* _Exercise task_
Find every line in the records below that holds the word "color" and copy it.

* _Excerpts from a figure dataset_
********************
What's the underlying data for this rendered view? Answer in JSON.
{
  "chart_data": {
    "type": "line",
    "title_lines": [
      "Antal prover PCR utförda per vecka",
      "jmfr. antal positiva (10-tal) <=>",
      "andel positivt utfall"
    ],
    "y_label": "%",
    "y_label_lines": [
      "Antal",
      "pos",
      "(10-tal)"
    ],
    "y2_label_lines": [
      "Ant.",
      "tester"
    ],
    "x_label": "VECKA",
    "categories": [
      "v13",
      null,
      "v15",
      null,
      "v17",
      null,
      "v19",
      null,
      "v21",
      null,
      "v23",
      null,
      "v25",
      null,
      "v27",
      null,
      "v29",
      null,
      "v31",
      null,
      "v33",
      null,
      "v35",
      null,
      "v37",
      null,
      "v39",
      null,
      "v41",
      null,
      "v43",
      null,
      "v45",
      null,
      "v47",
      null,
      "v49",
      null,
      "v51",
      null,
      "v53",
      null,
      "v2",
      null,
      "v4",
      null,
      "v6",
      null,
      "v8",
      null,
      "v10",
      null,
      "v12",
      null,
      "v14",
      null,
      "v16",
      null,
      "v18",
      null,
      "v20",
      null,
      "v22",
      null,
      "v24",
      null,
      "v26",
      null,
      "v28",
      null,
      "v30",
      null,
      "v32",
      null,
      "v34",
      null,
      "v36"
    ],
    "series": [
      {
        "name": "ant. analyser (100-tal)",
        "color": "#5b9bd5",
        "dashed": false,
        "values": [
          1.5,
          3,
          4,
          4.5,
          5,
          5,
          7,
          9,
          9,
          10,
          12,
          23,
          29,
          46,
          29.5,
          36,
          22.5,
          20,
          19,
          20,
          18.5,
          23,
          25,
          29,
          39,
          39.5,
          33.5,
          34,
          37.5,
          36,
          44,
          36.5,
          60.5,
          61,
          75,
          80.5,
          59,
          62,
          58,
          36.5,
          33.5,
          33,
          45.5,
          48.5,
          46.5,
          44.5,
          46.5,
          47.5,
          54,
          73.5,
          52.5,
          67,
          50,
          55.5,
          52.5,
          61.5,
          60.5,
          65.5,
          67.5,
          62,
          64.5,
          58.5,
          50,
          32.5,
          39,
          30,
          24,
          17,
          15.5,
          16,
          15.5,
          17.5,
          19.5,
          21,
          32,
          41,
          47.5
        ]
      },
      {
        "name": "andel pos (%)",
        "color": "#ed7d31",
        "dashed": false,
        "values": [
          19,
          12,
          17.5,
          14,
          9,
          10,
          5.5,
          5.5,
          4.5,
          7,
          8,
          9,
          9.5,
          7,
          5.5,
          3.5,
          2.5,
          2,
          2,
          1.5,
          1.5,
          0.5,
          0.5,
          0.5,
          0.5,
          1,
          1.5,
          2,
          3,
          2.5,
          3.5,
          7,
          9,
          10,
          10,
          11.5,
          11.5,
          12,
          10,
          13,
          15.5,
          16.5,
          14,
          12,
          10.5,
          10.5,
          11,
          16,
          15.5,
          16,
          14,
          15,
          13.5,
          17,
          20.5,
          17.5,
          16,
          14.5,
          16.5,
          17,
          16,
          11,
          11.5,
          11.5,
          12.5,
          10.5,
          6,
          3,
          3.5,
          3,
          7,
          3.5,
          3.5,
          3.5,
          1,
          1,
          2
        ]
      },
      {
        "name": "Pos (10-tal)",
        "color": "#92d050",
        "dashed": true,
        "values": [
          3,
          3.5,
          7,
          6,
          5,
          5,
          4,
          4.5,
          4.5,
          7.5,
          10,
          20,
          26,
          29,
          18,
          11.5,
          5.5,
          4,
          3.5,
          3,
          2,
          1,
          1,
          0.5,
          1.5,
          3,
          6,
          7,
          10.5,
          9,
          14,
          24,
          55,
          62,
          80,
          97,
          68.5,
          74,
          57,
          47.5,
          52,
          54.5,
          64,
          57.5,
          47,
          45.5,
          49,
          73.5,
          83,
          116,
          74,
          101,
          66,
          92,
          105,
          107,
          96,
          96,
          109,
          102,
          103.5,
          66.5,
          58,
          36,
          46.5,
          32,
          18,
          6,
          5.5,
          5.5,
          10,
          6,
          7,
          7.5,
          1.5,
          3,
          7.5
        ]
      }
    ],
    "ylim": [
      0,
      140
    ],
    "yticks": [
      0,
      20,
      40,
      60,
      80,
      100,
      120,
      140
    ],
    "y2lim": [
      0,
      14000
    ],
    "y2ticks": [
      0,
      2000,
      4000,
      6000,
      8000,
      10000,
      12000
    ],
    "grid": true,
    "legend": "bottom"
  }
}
********************
* _Output_
        "color": "#5b9bd5",
        "color": "#ed7d31",
        "color": "#92d050",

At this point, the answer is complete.